PROMPT: Which lines of the entries contain the word "követően"? Please list them.

==== SUPPLIED ENTRIES

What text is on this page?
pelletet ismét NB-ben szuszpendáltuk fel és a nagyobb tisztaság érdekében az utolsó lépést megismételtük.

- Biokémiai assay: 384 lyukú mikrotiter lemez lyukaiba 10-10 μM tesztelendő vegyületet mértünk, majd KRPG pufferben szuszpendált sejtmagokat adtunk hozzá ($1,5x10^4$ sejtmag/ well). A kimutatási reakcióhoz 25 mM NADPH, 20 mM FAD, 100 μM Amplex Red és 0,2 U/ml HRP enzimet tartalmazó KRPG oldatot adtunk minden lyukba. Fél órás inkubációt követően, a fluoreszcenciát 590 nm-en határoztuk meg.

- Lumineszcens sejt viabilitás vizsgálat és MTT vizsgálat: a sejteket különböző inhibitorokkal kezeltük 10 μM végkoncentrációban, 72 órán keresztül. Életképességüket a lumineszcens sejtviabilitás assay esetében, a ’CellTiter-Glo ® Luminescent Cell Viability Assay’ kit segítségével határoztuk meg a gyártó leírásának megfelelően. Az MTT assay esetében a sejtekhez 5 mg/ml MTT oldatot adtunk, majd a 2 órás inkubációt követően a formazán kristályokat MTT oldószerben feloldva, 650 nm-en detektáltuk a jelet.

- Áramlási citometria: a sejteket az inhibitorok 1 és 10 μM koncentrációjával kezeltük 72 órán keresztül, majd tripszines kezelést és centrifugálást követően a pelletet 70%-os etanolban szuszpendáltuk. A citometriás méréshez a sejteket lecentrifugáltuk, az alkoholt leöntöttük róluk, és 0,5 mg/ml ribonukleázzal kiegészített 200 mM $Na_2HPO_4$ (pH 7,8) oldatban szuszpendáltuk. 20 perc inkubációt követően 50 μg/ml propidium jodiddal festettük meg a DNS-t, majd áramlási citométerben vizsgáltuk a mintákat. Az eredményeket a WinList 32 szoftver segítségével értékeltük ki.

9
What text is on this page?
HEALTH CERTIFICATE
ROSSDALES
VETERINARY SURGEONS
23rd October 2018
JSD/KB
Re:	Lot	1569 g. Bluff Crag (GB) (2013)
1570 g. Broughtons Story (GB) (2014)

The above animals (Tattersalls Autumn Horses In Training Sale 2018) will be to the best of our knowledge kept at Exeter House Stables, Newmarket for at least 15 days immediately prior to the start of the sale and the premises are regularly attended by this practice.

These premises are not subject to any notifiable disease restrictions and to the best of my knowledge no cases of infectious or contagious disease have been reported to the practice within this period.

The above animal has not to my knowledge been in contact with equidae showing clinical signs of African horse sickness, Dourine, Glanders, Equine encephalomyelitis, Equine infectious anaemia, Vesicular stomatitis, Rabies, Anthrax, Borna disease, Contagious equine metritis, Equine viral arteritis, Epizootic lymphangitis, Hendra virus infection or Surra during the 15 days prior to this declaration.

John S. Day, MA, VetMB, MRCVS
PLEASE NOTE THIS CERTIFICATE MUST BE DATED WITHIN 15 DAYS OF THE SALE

========

WRITTEN SOLUTION:
- Biokémiai assay: 384 lyukú mikrotiter lemez lyukaiba 10-10 μM tesztelendő vegyületet mértünk, majd KRPG pufferben szuszpendált sejtmagokat adtunk hozzá ($1,5x10^4$ sejtmag/ well). A kimutatási reakcióhoz 25 mM NADPH, 20 mM FAD, 100 μM Amplex Red és 0,2 U/ml HRP enzimet tartalmazó KRPG oldatot adtunk minden lyukba. Fél órás inkubációt követően, a fluoreszcenciát 590 nm-en határoztuk meg.
- Lumineszcens sejt viabilitás vizsgálat és MTT vizsgálat: a sejteket különböző inhibitorokkal kezeltük 10 μM végkoncentrációban, 72 órán keresztül. Életképességüket a lumineszcens sejtviabilitás assay esetében, a ’CellTiter-Glo ® Luminescent Cell Viability Assay’ kit segítségével határoztuk meg a gyártó leírásának megfelelően. Az MTT assay esetében a sejtekhez 5 mg/ml MTT oldatot adtunk, majd a 2 órás inkubációt követően a formazán kristályokat MTT oldószerben feloldva, 650 nm-en detektáltuk a jelet.
- Áramlási citometria: a sejteket az inhibitorok 1 és 10 μM koncentrációjával kezeltük 72 órán keresztül, majd tripszines kezelést és centrifugálást követően a pelletet 70%-os etanolban szuszpendáltuk. A citometriás méréshez a sejteket lecentrifugáltuk, az alkoholt leöntöttük róluk, és 0,5 mg/ml ribonukleázzal kiegészített 200 mM $Na_2HPO_4$ (pH 7,8) oldatban szuszpendáltuk. 20 perc inkubációt követően 50 μg/ml propidium jodiddal festettük meg a DNS-t, majd áramlási citométerben vizsgáltuk a mintákat. Az eredményeket a WinList 32 szoftver segítségével értékeltük ki.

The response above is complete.